Olympic Medal Predictions

Introduction

This was a personal project created to be presented at a project fair to students and faculty during my time at school.

The Olympic Games are the leading international sporting events where athletes from every country are given the opportunity to compete in a wide variety of disciplines to earn rewards and recognition for themselves and their country. The summer and winter Olympics are held every two years, in alternating order, in host cities that are selected years in advance. Male and female athletes compete for bronze, silver, and gold medals that reflect third, second, and first place respectively.

The Data

Objective

The goal is to analyze how the socioeconomic factors in countries influence that country’s overall success at the Olympic Games, measured by their medal count. The analysis will also contain modeling to predict a country’s success in order to determine the most important socioeconomic factors to success. This analysis can give an understanding as to why some countries dominate events while others are entirely absent from medalling.

Load Packages

library(ggplot2)
library(tidyverse)
library(mice)
library(caret)
library(Matrix)
library(glmnet)

(Given task A):
In the Olympic medal predictions text, what do bronze, silver, and gold medals reflect?

(A data block):
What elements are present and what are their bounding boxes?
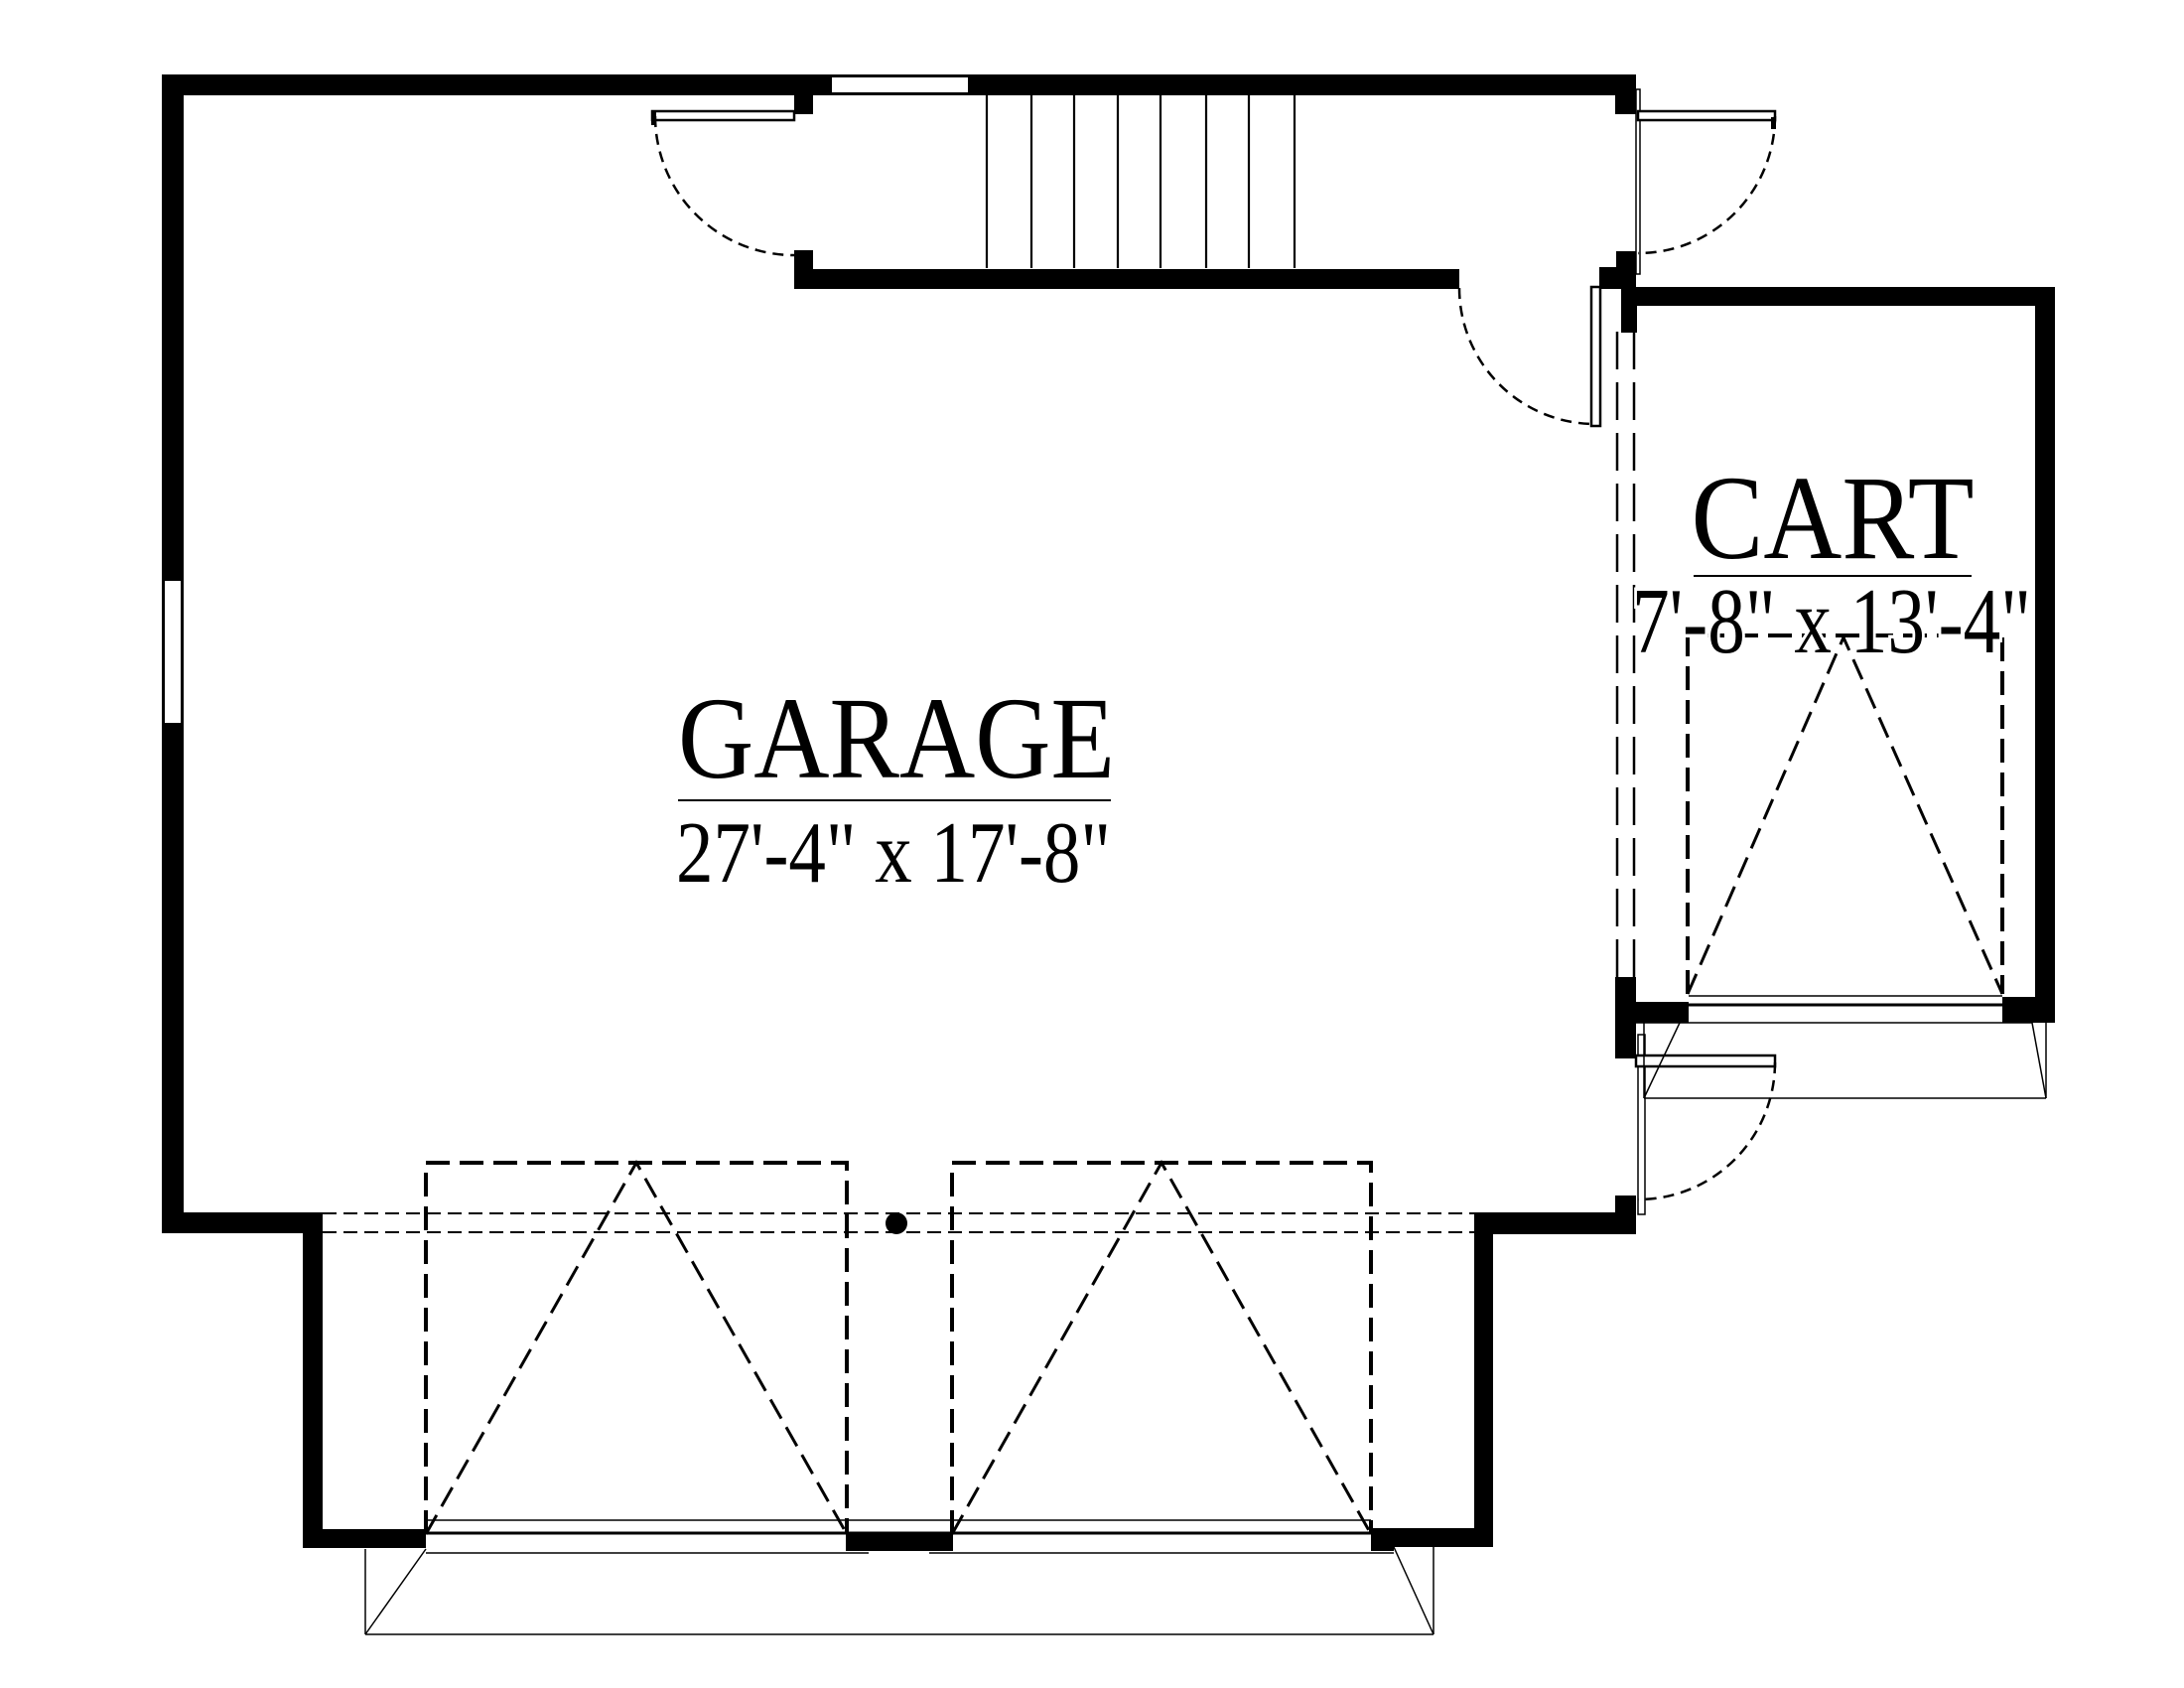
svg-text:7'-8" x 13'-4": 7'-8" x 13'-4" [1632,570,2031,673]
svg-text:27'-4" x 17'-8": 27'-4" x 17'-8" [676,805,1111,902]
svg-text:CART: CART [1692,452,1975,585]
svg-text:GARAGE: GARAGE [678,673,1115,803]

(Given task B):
Convert the entries, from their start through the line containing "svg-text:CART: CART [1692,452,1975,585]", into a numbered list with no blank lines, and leave out the picture.

(Right answer A):
Third, second, and first place, respectively.

(Right answer B):
1. What elements are present and what are their bounding boxes?
2. svg-text:7'-8" x 13'-4": 7'-8" x 13'-4" [1632,570,2031,673]
3. svg-text:27'-4" x 17'-8": 27'-4" x 17'-8" [676,805,1111,902]
4. svg-text:CART: CART [1692,452,1975,585]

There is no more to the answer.